--- Start Extracted information ---

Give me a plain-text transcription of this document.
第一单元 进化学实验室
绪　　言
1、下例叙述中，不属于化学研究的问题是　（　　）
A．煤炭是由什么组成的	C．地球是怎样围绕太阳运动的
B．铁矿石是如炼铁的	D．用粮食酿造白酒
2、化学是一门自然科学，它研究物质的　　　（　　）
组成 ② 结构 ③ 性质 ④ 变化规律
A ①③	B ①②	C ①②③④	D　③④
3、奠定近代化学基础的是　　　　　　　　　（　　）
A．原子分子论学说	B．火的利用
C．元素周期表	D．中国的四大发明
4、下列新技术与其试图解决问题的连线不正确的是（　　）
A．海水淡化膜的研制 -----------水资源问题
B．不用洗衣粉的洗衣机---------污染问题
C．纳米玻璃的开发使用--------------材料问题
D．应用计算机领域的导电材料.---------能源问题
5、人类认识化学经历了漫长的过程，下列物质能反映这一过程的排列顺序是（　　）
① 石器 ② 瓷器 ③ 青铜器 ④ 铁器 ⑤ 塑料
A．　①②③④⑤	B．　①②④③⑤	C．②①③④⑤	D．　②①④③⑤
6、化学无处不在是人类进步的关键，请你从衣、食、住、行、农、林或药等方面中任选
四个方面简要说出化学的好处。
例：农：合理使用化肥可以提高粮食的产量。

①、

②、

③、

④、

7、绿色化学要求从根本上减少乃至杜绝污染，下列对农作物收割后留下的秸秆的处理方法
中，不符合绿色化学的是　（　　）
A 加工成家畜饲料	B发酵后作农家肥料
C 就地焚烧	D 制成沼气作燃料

--- End Extracted information ---

* _The problem_:
Print the records once more, exactly as they were given.

* _Solution to this exercise_:
Give me a plain-text transcription of this document.
第一单元 进化学实验室
绪　　言
1、下例叙述中，不属于化学研究的问题是　（　　）
A．煤炭是由什么组成的	C．地球是怎样围绕太阳运动的
B．铁矿石是如炼铁的	D．用粮食酿造白酒
2、化学是一门自然科学，它研究物质的　　　（　　）
组成 ② 结构 ③ 性质 ④ 变化规律
A ①③	B ①②	C ①②③④	D　③④
3、奠定近代化学基础的是　　　　　　　　　（　　）
A．原子分子论学说	B．火的利用
C．元素周期表	D．中国的四大发明
4、下列新技术与其试图解决问题的连线不正确的是（　　）
A．海水淡化膜的研制 -----------水资源问题
B．不用洗衣粉的洗衣机---------污染问题
C．纳米玻璃的开发使用--------------材料问题
D．应用计算机领域的导电材料.---------能源问题
5、人类认识化学经历了漫长的过程，下列物质能反映这一过程的排列顺序是（　　）
① 石器 ② 瓷器 ③ 青铜器 ④ 铁器 ⑤ 塑料
A．　①②③④⑤	B．　①②④③⑤	C．②①③④⑤	D．　②①④③⑤
6、化学无处不在是人类进步的关键，请你从衣、食、住、行、农、林或药等方面中任选
四个方面简要说出化学的好处。
例：农：合理使用化肥可以提高粮食的产量。

①、

②、

③、

④、

7、绿色化学要求从根本上减少乃至杜绝污染，下列对农作物收割后留下的秸秆的处理方法
中，不符合绿色化学的是　（　　）
A 加工成家畜饲料	B发酵后作农家肥料
C 就地焚烧	D 制成沼气作燃料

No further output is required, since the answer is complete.